→ Instructions to follow
Word for word, quote all of the material, omitting the pictures.

→ Data rows
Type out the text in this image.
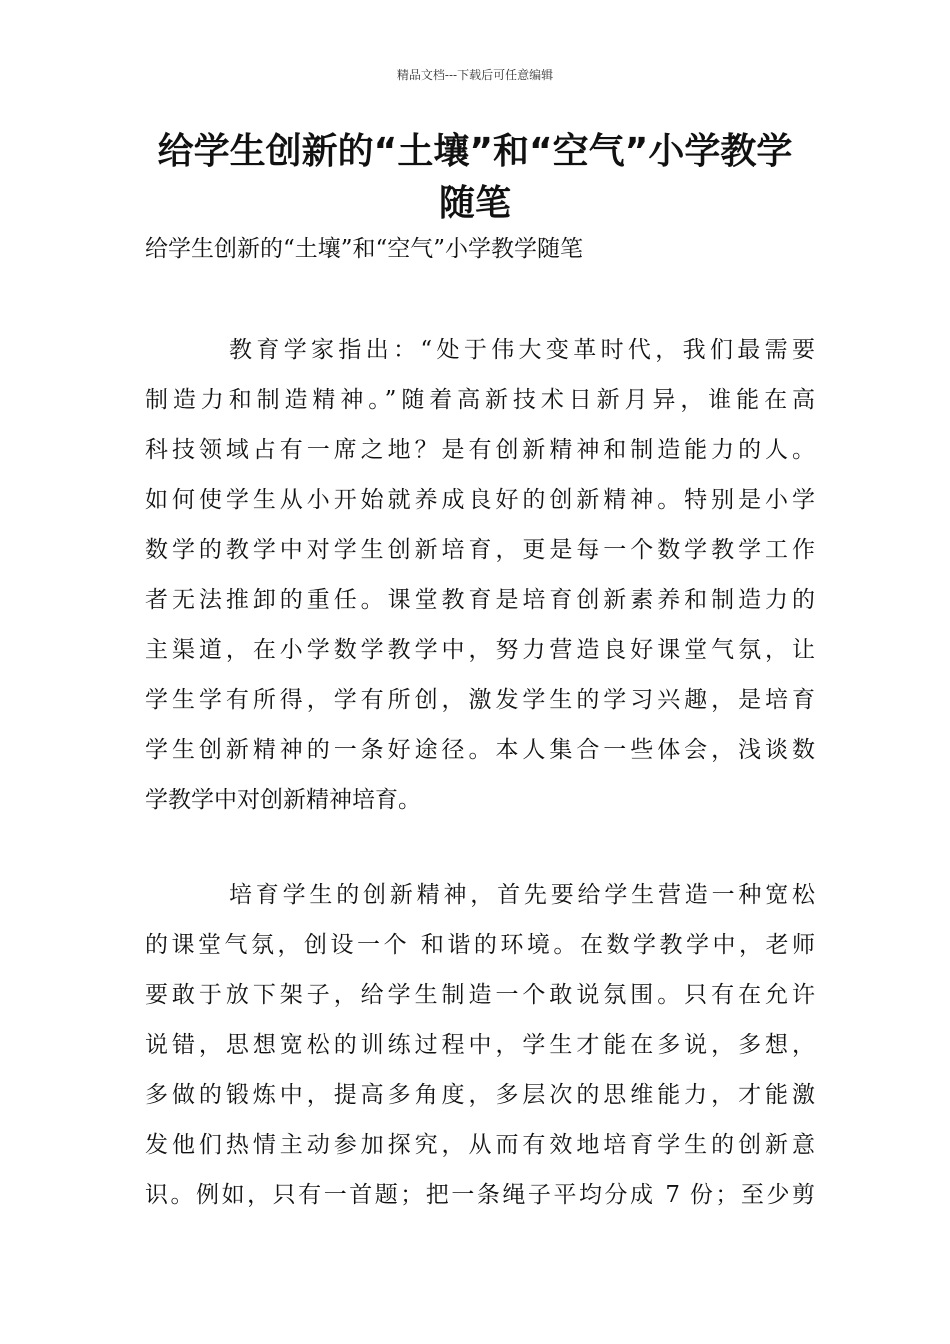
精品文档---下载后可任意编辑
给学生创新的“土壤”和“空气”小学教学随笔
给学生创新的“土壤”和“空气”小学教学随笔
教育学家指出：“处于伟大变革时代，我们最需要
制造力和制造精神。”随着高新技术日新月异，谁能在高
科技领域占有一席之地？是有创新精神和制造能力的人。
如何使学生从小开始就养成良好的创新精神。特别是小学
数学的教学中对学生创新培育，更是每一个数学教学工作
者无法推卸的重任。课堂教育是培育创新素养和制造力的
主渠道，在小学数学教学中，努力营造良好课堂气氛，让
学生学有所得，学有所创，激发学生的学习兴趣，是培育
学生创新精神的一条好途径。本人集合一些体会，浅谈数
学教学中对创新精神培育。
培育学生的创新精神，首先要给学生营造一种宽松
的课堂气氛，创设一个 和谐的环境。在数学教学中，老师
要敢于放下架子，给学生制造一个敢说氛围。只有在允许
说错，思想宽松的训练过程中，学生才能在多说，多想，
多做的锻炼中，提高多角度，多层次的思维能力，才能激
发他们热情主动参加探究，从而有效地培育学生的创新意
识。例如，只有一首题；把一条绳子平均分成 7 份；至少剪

→ In response
Type out the text in this image.
精品文档---下载后可任意编辑
给学生创新的“土壤”和“空气”小学教学随笔
给学生创新的“土壤”和“空气”小学教学随笔
教育学家指出：“处于伟大变革时代，我们最需要
制造力和制造精神。”随着高新技术日新月异，谁能在高
科技领域占有一席之地？是有创新精神和制造能力的人。
如何使学生从小开始就养成良好的创新精神。特别是小学
数学的教学中对学生创新培育，更是每一个数学教学工作
者无法推卸的重任。课堂教育是培育创新素养和制造力的
主渠道，在小学数学教学中，努力营造良好课堂气氛，让
学生学有所得，学有所创，激发学生的学习兴趣，是培育
学生创新精神的一条好途径。本人集合一些体会，浅谈数
学教学中对创新精神培育。
培育学生的创新精神，首先要给学生营造一种宽松
的课堂气氛，创设一个 和谐的环境。在数学教学中，老师
要敢于放下架子，给学生制造一个敢说氛围。只有在允许
说错，思想宽松的训练过程中，学生才能在多说，多想，
多做的锻炼中，提高多角度，多层次的思维能力，才能激
发他们热情主动参加探究，从而有效地培育学生的创新意
识。例如，只有一首题；把一条绳子平均分成 7 份；至少剪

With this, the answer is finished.